PERTENTANGAN PERATURAN PEMERINTAH NOMOR 25 TAHUN 2024: STUDI KASUS PERMOHONAN IZIN TERHADAP ORGANISASI MASYARAKAT (ORMAS) KEAGAMAAN DALAM PENGELOLAAN LAHAN TAMBANG.
Ilustrasi tambang (Foto: REUTERS/Ilya Naymushin/File Photo)
Pendahuluan:
Belum lama ini salah satu badan hukum privat yaitu Perkumpulan berupa Organisasi Kemasyarakatan (ormas) telah diberikan karpet merah untuk mengelola tambang Mineral dan Batubara (minerba). Pada tanggal 30 Mei 2024, pemerintah melakukan langkah terobosan dengan memberikan izin usaha pertambangan khusus kepada ormas keagamaan melalui Peraturan Pemerintah Nomor 25 Tahun 2024 tentang Perubahan atas Peraturan Pemerintah Nomor 96 Tahun 2021 tentang Pelaksanaan Kegiatan Usaha Pertambangan Mineral dan Batubara (PP Nomor 25 Tahun 2024).

....

Tugas Latihan =>
**1.** Menurut teks kutipan, pada tanggal berapa pemerintah memberikan izin usaha pertambangan khusus kepada ormas keagamaan?
**2.** Salin tanpa perubahan bagian teks kutipan mulai dari "PERTENTANGAN PERATURAN PEMERINTAH" sampai dengan "REUTERS/Ilya Naymushin/File Photo)".
Data di bawah ini tidak diperlukan.

Bahan Data =>
....

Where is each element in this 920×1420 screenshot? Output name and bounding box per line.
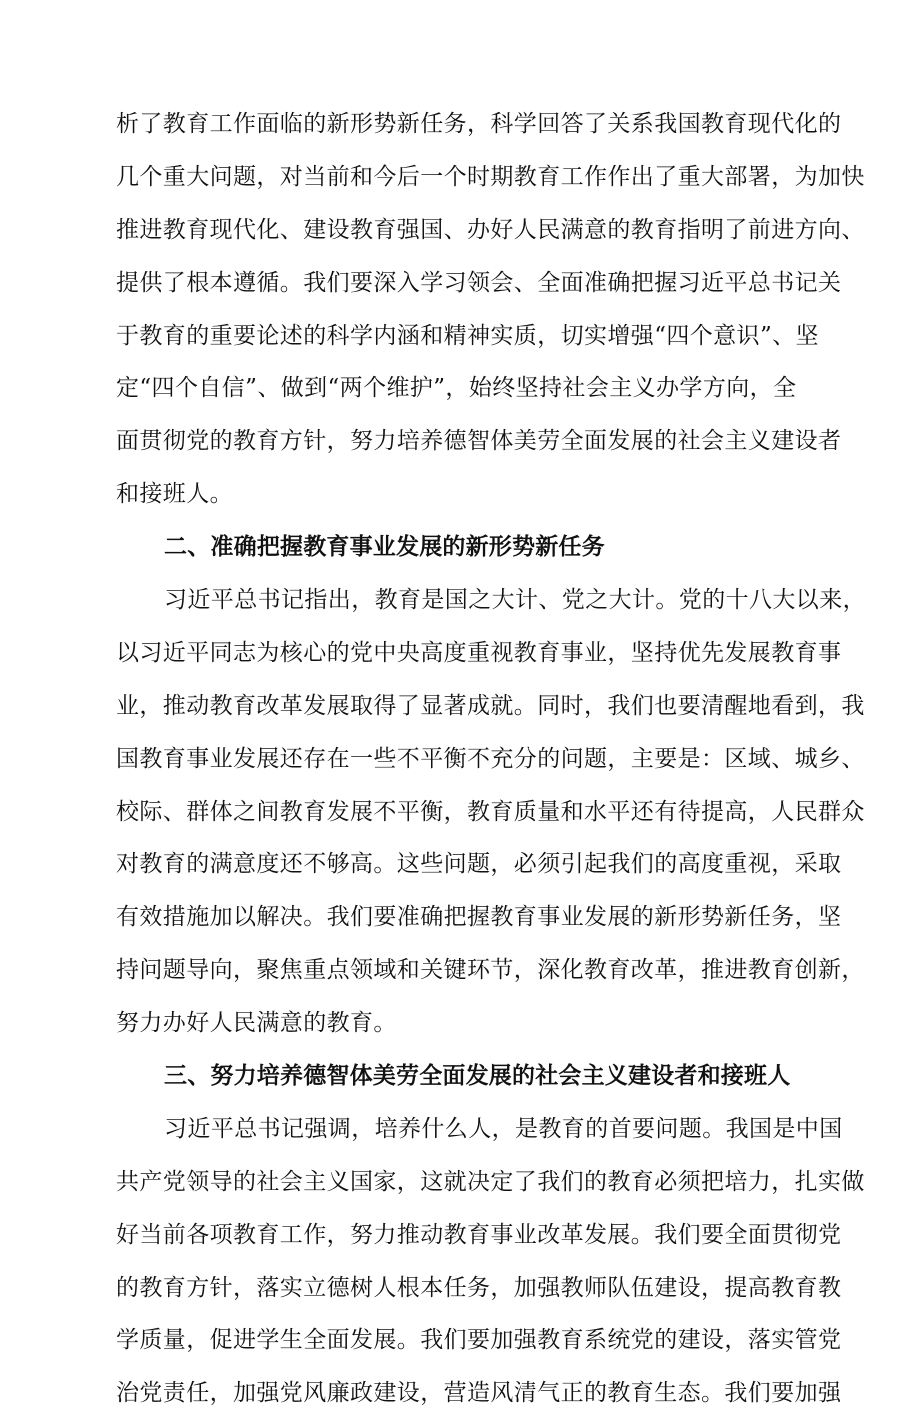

....

Kunci Jawaban =>
**1.** Pada tanggal 30 Mei 2024.

**2.**
PERTENTANGAN PERATURAN PEMERINTAH NOMOR 25 TAHUN 2024: STUDI KASUS PERMOHONAN IZIN TERHADAP ORGANISASI MASYARAKAT (ORMAS) KEAGAMAAN DALAM PENGELOLAAN LAHAN TAMBANG.
Ilustrasi tambang (Foto: REUTERS/Ilya Naymushin/File Photo)